::: SOURCE DATA
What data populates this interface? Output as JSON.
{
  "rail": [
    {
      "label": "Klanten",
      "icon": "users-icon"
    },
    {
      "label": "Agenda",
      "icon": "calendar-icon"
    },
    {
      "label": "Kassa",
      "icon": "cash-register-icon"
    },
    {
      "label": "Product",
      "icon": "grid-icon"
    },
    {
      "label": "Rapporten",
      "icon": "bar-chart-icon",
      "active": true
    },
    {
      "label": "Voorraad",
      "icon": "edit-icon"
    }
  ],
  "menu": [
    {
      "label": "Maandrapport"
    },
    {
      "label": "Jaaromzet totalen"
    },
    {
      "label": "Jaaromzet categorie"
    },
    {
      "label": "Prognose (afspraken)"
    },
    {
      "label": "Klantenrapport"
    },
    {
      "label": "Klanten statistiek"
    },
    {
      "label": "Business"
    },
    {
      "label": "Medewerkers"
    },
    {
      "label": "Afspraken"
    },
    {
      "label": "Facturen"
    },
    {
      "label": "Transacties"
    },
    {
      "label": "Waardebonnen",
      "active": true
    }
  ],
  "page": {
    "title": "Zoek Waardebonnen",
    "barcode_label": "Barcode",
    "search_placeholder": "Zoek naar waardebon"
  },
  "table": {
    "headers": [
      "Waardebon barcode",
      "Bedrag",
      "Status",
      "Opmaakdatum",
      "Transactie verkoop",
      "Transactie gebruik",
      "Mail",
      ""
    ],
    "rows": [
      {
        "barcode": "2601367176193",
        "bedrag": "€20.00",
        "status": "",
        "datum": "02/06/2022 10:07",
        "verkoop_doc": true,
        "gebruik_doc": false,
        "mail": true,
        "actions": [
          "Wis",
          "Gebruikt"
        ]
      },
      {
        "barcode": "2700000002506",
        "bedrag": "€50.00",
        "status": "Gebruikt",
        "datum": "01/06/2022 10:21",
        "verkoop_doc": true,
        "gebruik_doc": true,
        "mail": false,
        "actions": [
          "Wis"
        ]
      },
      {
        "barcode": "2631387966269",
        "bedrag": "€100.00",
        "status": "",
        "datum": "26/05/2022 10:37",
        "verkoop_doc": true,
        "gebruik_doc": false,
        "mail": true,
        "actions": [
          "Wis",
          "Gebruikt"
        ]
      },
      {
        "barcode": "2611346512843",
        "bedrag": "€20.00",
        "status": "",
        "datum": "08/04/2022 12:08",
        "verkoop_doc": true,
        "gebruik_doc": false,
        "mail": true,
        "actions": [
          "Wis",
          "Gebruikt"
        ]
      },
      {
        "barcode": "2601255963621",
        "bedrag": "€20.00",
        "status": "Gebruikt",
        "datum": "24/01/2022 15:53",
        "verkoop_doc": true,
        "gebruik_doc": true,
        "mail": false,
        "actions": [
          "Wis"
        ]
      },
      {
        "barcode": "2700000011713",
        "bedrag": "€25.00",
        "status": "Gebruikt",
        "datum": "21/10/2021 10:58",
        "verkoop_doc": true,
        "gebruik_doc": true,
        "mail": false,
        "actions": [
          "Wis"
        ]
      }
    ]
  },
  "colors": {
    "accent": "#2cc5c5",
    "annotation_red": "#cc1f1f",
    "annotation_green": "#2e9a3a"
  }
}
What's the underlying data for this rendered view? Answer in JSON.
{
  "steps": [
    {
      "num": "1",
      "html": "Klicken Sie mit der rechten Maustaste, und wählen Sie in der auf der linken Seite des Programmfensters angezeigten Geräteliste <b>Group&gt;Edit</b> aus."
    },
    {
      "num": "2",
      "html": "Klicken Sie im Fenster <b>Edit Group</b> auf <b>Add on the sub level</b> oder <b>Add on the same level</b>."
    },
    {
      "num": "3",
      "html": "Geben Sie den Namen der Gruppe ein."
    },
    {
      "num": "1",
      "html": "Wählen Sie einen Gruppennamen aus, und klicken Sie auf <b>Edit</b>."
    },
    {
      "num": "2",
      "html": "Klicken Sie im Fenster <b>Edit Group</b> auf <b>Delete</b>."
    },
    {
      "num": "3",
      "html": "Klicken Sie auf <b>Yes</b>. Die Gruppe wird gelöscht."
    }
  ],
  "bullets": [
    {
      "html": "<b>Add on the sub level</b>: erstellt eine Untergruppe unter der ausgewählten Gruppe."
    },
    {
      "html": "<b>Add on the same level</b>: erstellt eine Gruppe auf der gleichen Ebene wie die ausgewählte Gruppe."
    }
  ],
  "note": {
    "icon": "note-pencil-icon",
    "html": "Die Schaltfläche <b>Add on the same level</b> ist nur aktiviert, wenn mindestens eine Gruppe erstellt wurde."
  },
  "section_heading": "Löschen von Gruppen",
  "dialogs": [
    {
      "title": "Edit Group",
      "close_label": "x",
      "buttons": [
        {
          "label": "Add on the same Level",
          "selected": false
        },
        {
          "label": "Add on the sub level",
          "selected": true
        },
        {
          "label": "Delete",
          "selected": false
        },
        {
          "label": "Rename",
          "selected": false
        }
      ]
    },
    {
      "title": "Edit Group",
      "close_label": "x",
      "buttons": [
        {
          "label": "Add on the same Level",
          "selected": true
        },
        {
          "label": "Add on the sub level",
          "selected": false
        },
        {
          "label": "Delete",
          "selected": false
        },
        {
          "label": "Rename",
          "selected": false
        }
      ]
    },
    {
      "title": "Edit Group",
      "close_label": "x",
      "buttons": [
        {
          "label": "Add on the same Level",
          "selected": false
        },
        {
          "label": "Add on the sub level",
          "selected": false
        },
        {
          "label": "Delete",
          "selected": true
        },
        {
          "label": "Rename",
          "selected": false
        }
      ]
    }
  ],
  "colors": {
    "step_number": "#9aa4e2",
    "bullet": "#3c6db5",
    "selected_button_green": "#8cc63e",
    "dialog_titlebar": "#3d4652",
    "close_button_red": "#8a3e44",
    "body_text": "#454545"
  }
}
::::::
PROBLEM REQUIREMENTS: Look above for lines with the word "Waardebonnen" and copy them all.

SOLUTION FOR THIS TASK:
      "label": "Waardebonnen",
    "title": "Zoek Waardebonnen",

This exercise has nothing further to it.